▶ Work required
The answer is a single number: how many lines hold the string "date".

[Stored data entries]
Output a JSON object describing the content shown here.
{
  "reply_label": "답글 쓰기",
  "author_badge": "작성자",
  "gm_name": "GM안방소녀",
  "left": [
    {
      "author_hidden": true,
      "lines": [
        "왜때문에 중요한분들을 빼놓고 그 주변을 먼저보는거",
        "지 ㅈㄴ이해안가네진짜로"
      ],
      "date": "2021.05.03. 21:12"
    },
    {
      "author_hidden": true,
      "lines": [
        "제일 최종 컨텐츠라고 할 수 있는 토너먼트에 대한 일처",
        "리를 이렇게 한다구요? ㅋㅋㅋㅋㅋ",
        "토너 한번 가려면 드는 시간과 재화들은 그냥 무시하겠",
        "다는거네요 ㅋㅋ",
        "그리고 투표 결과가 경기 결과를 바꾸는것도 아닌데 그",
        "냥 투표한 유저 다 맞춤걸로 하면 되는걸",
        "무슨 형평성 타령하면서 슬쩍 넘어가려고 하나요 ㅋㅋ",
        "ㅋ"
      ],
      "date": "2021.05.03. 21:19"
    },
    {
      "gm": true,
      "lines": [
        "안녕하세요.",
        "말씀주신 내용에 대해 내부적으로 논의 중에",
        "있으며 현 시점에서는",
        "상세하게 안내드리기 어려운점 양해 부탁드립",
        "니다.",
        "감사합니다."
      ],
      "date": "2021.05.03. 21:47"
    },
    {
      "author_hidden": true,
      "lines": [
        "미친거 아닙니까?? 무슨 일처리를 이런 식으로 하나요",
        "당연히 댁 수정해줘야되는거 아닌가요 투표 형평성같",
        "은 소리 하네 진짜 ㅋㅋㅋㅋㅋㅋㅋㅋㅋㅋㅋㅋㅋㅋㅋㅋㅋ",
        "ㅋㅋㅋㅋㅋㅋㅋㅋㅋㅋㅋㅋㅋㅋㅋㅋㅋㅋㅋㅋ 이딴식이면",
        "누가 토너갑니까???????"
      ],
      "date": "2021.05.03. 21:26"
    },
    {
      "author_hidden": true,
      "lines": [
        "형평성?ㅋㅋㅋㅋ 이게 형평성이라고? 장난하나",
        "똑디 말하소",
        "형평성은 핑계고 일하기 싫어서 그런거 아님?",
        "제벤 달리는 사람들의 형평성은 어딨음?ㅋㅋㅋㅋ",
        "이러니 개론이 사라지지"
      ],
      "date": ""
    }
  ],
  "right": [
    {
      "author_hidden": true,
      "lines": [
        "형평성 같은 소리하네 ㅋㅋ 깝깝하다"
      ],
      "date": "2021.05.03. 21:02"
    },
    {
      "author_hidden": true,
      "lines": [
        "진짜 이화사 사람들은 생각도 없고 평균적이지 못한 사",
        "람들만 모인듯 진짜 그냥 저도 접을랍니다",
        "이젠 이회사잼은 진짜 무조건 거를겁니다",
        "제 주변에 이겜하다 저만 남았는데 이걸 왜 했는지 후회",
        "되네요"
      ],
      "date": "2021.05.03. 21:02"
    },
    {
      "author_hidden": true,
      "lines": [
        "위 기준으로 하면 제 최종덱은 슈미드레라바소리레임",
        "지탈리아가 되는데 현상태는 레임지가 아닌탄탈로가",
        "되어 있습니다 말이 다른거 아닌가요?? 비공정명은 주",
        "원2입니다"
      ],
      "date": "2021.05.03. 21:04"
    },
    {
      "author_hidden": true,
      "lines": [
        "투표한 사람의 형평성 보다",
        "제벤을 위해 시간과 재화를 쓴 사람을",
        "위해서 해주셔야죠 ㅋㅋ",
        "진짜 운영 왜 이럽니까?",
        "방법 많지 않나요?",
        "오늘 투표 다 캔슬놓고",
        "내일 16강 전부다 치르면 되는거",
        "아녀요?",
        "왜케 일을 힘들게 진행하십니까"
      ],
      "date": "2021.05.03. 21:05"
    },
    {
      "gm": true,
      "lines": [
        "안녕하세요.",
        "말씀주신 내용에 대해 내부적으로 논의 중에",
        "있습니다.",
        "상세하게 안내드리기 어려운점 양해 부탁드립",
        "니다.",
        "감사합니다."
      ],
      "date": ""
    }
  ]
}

▶ Answer
10